TASK INPUTS —

--- Begin ---

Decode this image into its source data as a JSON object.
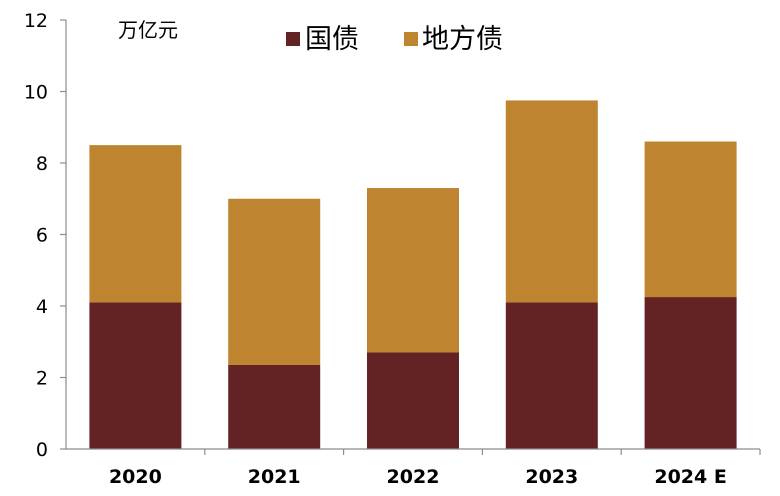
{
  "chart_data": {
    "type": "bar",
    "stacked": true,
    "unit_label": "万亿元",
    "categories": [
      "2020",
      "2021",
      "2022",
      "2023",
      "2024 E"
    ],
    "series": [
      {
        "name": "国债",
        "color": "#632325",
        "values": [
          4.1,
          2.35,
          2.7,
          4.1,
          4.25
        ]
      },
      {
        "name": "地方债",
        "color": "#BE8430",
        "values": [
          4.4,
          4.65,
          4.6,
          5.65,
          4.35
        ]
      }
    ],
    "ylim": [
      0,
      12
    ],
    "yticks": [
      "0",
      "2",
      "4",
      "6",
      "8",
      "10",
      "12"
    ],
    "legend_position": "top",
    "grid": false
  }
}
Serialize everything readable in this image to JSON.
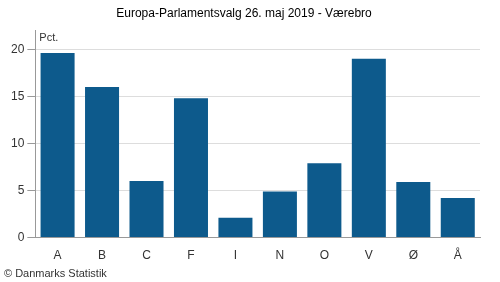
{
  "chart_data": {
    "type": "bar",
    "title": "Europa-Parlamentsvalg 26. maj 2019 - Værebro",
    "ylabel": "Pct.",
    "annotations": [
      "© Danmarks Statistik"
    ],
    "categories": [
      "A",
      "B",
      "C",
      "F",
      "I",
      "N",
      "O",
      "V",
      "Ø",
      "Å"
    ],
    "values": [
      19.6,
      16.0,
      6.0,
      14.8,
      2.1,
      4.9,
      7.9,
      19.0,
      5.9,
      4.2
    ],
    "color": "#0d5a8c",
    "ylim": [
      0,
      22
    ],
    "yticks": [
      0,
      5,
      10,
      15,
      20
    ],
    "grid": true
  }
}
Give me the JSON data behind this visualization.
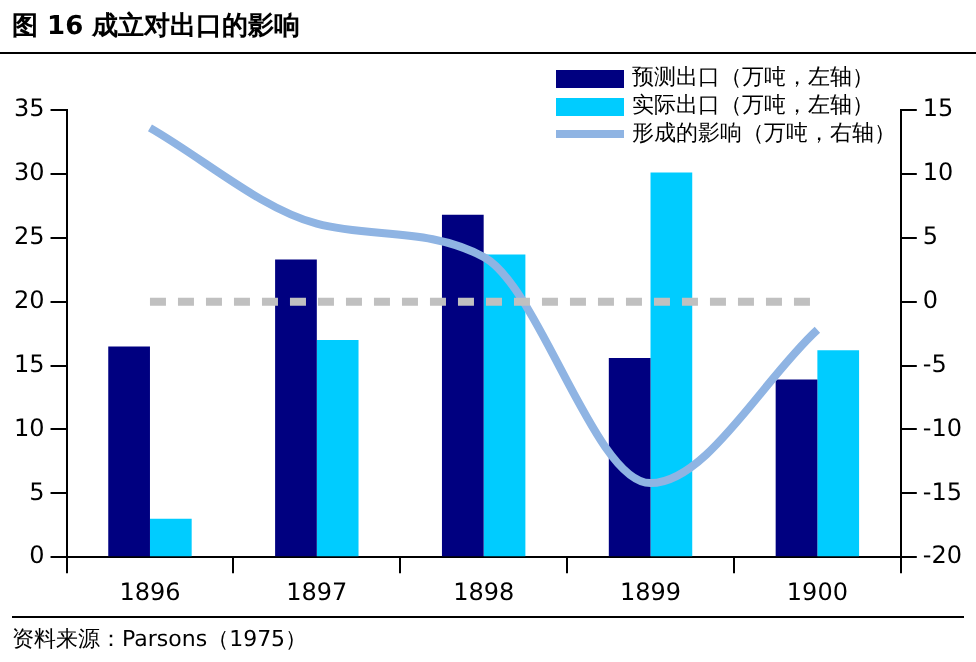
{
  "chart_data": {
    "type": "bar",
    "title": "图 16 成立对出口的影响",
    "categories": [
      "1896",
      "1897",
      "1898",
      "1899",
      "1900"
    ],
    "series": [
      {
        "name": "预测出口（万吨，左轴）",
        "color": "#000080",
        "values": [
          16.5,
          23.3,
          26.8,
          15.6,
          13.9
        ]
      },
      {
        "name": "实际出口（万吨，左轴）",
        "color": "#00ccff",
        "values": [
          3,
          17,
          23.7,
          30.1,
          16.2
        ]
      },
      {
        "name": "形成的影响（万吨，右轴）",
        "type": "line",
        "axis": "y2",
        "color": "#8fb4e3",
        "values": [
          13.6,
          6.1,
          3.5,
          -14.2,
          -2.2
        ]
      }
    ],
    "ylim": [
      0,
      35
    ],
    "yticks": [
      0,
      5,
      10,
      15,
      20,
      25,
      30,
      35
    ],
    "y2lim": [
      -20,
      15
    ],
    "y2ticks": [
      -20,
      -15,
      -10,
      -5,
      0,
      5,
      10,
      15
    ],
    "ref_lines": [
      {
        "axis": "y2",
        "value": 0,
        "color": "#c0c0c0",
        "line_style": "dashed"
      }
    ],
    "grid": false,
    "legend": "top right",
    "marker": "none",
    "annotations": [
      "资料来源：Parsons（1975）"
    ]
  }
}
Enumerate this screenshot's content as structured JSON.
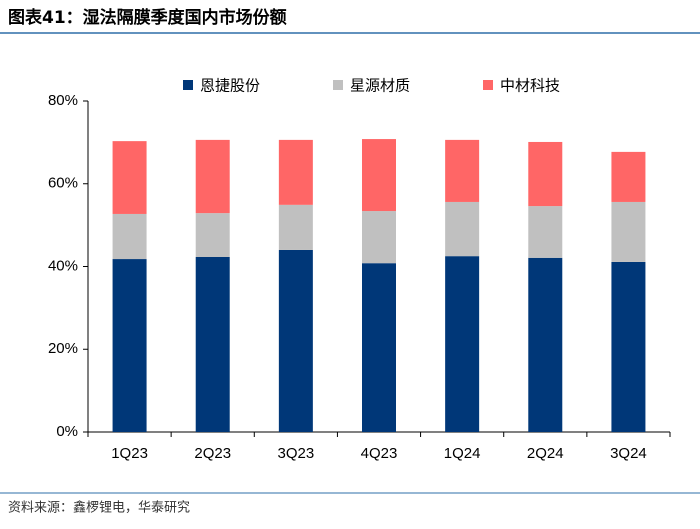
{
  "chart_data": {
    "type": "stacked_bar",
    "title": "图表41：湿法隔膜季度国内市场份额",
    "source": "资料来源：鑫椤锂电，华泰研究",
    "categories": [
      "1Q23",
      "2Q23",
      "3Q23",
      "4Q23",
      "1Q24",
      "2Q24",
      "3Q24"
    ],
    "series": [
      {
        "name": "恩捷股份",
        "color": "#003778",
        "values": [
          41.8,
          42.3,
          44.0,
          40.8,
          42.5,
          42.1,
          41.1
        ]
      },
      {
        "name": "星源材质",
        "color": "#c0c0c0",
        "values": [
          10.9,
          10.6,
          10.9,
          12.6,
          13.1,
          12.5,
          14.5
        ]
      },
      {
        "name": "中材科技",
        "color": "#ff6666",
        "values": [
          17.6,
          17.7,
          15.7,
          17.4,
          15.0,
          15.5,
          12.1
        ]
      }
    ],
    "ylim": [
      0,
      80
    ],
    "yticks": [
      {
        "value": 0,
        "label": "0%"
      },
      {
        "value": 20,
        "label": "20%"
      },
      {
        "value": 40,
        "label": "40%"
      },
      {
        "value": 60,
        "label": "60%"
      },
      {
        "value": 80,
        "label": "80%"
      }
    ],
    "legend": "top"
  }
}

--- End ---

Take every line containing the word "color" and copy it.

EXERCISE ANSWER —
        "color": "#632325",
        "color": "#BE8430",
    "color": "#0d5a8c",
        "color": "#000080",
        "color": "#00ccff",
        "color": "#8fb4e3",
        "color": "#c0c0c0",
        "color": "#003778",
        "color": "#c0c0c0",
        "color": "#ff6666",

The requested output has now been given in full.